- _Exercise aim_:
Repeat every record below exactly, omitting any pictures.

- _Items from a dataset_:
+---+

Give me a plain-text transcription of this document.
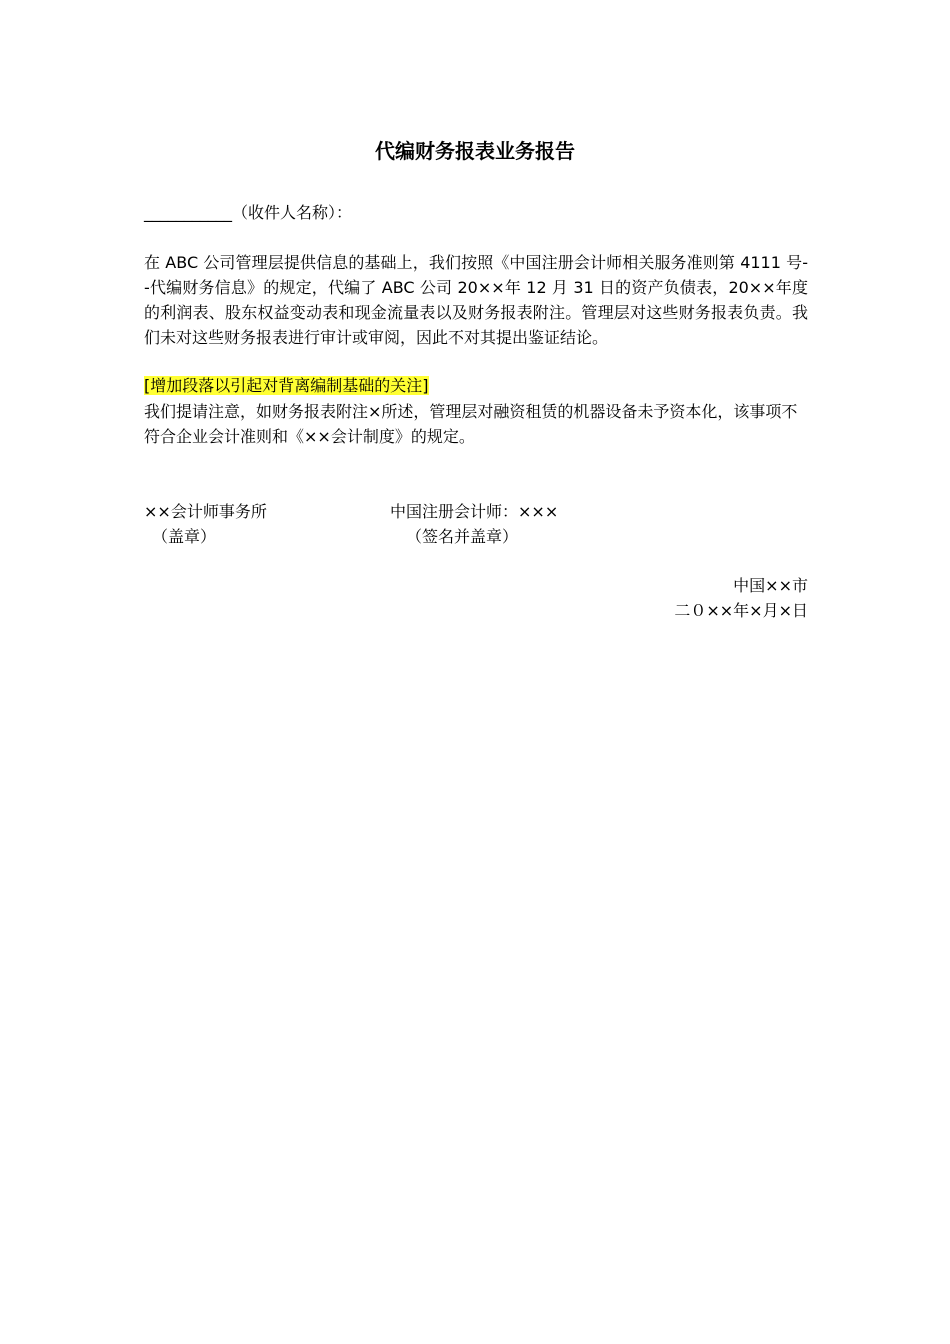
代编财务报表业务报告
___________（收件人名称）：
在 ABC 公司管理层提供信息的基础上，我们按照《中国注册会计师相关服务准则第 4111 号--代编财务信息》的规定，代编了 ABC 公司 20××年 12 月 31 日的资产负债表，20××年度的利润表、股东权益变动表和现金流量表以及财务报表附注。管理层对这些财务报表负责。我们未对这些财务报表进行审计或审阅，因此不对其提出鉴证结论。
[增加段落以引起对背离编制基础的关注]
我们提请注意，如财务报表附注×所述，管理层对融资租赁的机器设备未予资本化，该事项不符合企业会计准则和《××会计制度》的规定。
××会计师事务所
（盖章）
中国注册会计师：×××
（签名并盖章）
中国××市
二０××年×月×日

+---+

- _Solution to this problem_:
Give me a plain-text transcription of this document.
代编财务报表业务报告
___________（收件人名称）：
在 ABC 公司管理层提供信息的基础上，我们按照《中国注册会计师相关服务准则第 4111 号--代编财务信息》的规定，代编了 ABC 公司 20××年 12 月 31 日的资产负债表，20××年度的利润表、股东权益变动表和现金流量表以及财务报表附注。管理层对这些财务报表负责。我们未对这些财务报表进行审计或审阅，因此不对其提出鉴证结论。
[增加段落以引起对背离编制基础的关注]
我们提请注意，如财务报表附注×所述，管理层对融资租赁的机器设备未予资本化，该事项不符合企业会计准则和《××会计制度》的规定。
××会计师事务所
（盖章）
中国注册会计师：×××
（签名并盖章）
中国××市
二０××年×月×日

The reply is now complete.